• _Data listing_:
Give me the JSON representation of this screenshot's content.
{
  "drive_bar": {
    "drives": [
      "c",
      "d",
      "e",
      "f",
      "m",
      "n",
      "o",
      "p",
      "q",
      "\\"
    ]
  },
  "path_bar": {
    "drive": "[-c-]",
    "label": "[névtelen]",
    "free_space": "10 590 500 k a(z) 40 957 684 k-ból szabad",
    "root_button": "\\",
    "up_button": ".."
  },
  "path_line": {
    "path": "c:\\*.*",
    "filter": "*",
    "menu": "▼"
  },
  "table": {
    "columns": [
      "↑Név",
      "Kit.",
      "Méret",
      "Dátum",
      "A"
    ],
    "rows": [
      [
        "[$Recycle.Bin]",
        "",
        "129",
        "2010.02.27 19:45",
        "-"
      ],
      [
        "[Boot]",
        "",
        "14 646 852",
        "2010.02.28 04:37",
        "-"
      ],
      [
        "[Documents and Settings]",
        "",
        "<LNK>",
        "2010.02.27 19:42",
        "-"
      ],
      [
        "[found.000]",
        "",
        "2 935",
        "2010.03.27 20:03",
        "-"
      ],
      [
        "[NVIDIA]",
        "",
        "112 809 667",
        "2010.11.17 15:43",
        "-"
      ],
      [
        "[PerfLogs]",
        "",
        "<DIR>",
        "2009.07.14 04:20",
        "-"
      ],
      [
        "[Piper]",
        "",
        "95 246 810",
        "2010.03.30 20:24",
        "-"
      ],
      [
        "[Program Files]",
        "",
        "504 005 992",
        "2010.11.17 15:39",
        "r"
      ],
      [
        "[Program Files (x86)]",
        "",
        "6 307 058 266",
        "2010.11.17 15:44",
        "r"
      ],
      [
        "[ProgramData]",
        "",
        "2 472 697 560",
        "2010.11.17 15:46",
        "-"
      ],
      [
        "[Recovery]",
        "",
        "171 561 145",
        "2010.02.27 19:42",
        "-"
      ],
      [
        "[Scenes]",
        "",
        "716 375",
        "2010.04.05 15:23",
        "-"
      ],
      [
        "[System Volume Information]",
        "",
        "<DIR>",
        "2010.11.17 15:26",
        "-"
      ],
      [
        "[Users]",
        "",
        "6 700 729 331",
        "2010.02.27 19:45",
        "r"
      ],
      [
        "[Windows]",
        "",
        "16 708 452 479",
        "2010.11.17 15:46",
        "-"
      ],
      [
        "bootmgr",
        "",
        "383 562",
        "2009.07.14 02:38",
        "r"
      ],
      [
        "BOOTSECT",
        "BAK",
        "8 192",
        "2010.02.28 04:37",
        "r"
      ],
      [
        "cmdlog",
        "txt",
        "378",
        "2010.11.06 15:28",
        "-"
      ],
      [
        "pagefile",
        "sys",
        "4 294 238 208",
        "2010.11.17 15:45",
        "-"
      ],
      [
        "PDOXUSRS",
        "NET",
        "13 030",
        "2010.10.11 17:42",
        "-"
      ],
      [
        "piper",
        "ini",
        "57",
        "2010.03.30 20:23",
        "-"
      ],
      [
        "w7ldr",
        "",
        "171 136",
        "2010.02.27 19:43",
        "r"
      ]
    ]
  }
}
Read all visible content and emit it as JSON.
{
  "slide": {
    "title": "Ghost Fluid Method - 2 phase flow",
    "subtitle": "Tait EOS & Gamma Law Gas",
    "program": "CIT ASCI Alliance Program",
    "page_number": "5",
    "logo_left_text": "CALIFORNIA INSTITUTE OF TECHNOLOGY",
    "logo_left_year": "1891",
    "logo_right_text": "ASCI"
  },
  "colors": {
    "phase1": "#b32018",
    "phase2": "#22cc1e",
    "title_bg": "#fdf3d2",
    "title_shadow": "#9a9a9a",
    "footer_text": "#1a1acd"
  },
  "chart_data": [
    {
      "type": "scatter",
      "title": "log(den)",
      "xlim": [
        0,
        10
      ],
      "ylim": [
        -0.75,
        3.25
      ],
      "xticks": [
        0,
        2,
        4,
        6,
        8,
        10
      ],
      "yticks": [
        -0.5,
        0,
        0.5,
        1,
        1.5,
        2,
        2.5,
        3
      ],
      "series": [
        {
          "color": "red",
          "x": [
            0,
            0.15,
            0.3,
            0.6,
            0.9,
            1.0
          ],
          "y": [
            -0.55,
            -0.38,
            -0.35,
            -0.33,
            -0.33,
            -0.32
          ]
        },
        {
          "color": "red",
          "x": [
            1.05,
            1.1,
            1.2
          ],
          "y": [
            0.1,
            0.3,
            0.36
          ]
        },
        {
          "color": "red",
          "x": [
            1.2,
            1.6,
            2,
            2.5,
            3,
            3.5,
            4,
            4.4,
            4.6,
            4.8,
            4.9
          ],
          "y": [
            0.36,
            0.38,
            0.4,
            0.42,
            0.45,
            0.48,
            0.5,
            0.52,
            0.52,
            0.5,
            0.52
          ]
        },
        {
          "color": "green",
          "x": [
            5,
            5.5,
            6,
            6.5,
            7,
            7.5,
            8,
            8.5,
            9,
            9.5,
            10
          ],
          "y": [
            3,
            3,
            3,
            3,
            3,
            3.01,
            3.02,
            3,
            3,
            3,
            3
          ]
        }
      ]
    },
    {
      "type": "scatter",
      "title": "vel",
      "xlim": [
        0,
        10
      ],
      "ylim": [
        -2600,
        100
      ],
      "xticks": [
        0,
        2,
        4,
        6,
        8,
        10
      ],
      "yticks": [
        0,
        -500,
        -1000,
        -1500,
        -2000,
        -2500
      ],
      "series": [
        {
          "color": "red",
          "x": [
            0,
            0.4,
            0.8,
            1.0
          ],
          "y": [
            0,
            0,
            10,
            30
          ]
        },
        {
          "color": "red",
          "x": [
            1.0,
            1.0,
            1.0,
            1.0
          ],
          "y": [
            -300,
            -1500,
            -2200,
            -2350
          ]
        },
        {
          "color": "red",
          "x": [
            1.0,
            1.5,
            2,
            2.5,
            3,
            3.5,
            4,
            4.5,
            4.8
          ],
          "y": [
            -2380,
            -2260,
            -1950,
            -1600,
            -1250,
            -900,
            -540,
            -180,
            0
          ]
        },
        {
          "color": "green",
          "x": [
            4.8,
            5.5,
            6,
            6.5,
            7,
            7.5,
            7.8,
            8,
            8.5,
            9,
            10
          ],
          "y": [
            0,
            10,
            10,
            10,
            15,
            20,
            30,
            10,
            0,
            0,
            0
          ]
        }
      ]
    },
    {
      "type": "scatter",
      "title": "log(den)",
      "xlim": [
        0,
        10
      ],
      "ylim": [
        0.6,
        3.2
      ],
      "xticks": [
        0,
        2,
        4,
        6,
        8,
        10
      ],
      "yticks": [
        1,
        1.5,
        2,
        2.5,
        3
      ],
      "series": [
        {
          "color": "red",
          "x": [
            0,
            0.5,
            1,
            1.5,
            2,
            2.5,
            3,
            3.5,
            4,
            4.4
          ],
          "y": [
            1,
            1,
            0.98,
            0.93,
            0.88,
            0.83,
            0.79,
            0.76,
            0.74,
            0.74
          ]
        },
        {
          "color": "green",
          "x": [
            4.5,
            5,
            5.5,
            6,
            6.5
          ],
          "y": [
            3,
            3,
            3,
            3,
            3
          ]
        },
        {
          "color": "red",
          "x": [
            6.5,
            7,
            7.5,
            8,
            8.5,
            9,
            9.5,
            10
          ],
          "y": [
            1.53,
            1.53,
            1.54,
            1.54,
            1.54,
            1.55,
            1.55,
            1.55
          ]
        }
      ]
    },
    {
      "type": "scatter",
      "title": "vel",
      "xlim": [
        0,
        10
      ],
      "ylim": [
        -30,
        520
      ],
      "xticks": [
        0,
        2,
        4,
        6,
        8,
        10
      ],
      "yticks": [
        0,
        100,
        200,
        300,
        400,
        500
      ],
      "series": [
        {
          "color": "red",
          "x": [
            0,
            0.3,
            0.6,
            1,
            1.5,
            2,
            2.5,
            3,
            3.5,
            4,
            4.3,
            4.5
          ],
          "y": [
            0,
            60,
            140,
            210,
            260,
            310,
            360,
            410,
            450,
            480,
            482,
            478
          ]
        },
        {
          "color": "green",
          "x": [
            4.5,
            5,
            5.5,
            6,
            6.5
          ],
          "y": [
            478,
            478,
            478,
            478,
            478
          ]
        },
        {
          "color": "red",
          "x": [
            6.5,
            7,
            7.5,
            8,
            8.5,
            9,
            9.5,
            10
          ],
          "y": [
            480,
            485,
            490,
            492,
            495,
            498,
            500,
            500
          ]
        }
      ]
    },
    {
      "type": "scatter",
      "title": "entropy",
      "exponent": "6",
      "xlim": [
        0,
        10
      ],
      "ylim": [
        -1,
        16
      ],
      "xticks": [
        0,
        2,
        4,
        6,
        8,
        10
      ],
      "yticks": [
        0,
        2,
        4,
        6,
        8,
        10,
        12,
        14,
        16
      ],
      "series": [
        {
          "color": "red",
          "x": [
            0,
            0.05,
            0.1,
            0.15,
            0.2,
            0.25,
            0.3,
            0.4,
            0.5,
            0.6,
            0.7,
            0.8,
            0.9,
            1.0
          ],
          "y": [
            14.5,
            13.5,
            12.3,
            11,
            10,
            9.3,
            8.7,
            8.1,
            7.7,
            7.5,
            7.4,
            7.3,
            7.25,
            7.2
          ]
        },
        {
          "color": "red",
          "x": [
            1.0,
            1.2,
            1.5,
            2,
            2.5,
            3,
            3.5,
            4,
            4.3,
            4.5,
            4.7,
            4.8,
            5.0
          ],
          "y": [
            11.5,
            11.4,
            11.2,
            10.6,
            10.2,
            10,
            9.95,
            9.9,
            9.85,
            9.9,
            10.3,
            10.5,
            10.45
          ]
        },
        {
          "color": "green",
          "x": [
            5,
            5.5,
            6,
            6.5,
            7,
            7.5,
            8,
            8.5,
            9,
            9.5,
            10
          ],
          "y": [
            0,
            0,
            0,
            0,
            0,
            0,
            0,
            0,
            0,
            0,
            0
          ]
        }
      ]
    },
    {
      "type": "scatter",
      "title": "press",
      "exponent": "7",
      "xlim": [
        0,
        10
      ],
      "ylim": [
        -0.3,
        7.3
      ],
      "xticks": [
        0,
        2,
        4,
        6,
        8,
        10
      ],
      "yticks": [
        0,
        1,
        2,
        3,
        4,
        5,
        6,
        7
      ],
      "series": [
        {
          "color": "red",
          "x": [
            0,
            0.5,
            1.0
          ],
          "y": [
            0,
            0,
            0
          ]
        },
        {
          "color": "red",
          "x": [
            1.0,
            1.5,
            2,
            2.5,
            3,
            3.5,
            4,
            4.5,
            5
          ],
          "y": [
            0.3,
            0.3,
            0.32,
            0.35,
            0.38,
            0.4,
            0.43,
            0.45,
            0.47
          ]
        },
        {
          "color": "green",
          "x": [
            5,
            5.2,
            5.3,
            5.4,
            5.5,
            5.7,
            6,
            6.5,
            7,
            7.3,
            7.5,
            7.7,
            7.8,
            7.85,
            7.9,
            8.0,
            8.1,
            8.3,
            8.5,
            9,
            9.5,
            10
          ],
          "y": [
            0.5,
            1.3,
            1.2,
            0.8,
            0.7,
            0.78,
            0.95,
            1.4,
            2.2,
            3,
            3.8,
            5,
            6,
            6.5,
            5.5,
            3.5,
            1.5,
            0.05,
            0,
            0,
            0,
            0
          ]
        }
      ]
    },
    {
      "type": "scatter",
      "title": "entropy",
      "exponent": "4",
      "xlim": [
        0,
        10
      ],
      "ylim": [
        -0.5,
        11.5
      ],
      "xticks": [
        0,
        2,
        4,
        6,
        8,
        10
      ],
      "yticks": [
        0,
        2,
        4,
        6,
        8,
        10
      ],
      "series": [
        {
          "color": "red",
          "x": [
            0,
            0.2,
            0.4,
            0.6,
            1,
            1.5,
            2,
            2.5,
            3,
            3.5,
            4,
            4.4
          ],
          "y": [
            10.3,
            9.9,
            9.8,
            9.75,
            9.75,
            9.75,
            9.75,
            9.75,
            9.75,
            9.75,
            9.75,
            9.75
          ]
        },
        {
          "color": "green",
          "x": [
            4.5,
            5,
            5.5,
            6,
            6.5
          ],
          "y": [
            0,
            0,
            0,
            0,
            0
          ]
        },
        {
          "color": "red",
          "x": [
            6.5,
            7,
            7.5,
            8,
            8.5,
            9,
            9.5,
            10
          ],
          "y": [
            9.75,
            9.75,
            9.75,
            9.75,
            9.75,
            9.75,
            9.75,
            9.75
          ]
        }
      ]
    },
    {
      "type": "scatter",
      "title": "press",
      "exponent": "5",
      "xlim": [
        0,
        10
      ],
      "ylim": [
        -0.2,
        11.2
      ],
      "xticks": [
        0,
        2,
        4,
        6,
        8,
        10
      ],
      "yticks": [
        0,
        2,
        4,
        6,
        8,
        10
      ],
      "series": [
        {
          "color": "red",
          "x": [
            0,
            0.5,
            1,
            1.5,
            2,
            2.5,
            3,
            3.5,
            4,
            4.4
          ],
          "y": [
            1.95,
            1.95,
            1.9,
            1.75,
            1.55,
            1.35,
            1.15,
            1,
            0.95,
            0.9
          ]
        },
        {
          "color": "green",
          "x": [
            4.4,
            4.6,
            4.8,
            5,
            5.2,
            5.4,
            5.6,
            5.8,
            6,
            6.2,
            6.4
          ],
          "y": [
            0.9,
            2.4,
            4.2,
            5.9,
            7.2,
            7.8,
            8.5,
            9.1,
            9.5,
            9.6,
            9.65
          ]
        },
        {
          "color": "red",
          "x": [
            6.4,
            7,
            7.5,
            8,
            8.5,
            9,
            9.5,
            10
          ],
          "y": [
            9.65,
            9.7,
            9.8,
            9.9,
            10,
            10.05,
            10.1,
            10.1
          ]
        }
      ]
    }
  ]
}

• _Problem details_:
Identify every line above with the string "JSON" in it. Copy those lines.

• _Solution to this exercise_:
Give me the JSON representation of this screenshot's content.
Read all visible content and emit it as JSON.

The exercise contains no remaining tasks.